Data records

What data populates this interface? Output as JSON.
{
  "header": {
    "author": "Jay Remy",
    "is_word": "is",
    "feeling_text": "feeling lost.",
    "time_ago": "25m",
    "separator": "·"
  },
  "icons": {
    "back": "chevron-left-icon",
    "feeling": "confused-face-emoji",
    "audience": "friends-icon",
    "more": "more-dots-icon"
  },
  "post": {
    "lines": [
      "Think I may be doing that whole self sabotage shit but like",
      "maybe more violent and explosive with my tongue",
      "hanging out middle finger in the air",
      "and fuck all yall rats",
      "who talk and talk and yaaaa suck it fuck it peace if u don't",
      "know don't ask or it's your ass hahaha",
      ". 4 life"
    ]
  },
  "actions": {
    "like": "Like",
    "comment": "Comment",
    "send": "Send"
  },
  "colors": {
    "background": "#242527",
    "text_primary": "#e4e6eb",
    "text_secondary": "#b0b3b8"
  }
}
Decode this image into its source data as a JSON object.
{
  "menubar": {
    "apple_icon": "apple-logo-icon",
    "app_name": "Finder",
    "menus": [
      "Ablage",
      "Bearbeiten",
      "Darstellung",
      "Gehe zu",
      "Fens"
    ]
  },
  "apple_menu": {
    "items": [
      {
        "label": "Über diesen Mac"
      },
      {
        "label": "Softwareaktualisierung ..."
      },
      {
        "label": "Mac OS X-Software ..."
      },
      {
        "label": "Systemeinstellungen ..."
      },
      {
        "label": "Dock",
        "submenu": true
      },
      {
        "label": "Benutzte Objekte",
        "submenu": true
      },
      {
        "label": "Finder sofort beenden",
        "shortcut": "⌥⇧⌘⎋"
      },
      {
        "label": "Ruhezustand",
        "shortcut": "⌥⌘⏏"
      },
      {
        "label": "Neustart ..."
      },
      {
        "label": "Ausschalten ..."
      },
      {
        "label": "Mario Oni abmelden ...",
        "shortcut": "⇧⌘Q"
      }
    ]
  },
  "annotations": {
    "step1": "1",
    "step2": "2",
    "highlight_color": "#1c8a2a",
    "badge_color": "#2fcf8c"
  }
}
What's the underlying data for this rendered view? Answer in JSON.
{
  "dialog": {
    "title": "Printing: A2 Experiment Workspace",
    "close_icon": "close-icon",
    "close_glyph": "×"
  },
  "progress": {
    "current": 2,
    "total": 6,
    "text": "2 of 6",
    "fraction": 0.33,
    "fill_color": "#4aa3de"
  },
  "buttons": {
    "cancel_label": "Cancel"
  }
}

● Directions for this task
Exactly reproduce the material above.

● Output of the exercise
What data populates this interface? Output as JSON.
{
  "header": {
    "author": "Jay Remy",
    "is_word": "is",
    "feeling_text": "feeling lost.",
    "time_ago": "25m",
    "separator": "·"
  },
  "icons": {
    "back": "chevron-left-icon",
    "feeling": "confused-face-emoji",
    "audience": "friends-icon",
    "more": "more-dots-icon"
  },
  "post": {
    "lines": [
      "Think I may be doing that whole self sabotage shit but like",
      "maybe more violent and explosive with my tongue",
      "hanging out middle finger in the air",
      "and fuck all yall rats",
      "who talk and talk and yaaaa suck it fuck it peace if u don't",
      "know don't ask or it's your ass hahaha",
      ". 4 life"
    ]
  },
  "actions": {
    "like": "Like",
    "comment": "Comment",
    "send": "Send"
  },
  "colors": {
    "background": "#242527",
    "text_primary": "#e4e6eb",
    "text_secondary": "#b0b3b8"
  }
}
Decode this image into its source data as a JSON object.
{
  "menubar": {
    "apple_icon": "apple-logo-icon",
    "app_name": "Finder",
    "menus": [
      "Ablage",
      "Bearbeiten",
      "Darstellung",
      "Gehe zu",
      "Fens"
    ]
  },
  "apple_menu": {
    "items": [
      {
        "label": "Über diesen Mac"
      },
      {
        "label": "Softwareaktualisierung ..."
      },
      {
        "label": "Mac OS X-Software ..."
      },
      {
        "label": "Systemeinstellungen ..."
      },
      {
        "label": "Dock",
        "submenu": true
      },
      {
        "label": "Benutzte Objekte",
        "submenu": true
      },
      {
        "label": "Finder sofort beenden",
        "shortcut": "⌥⇧⌘⎋"
      },
      {
        "label": "Ruhezustand",
        "shortcut": "⌥⌘⏏"
      },
      {
        "label": "Neustart ..."
      },
      {
        "label": "Ausschalten ..."
      },
      {
        "label": "Mario Oni abmelden ...",
        "shortcut": "⇧⌘Q"
      }
    ]
  },
  "annotations": {
    "step1": "1",
    "step2": "2",
    "highlight_color": "#1c8a2a",
    "badge_color": "#2fcf8c"
  }
}
What's the underlying data for this rendered view? Answer in JSON.
{
  "dialog": {
    "title": "Printing: A2 Experiment Workspace",
    "close_icon": "close-icon",
    "close_glyph": "×"
  },
  "progress": {
    "current": 2,
    "total": 6,
    "text": "2 of 6",
    "fraction": 0.33,
    "fill_color": "#4aa3de"
  },
  "buttons": {
    "cancel_label": "Cancel"
  }
}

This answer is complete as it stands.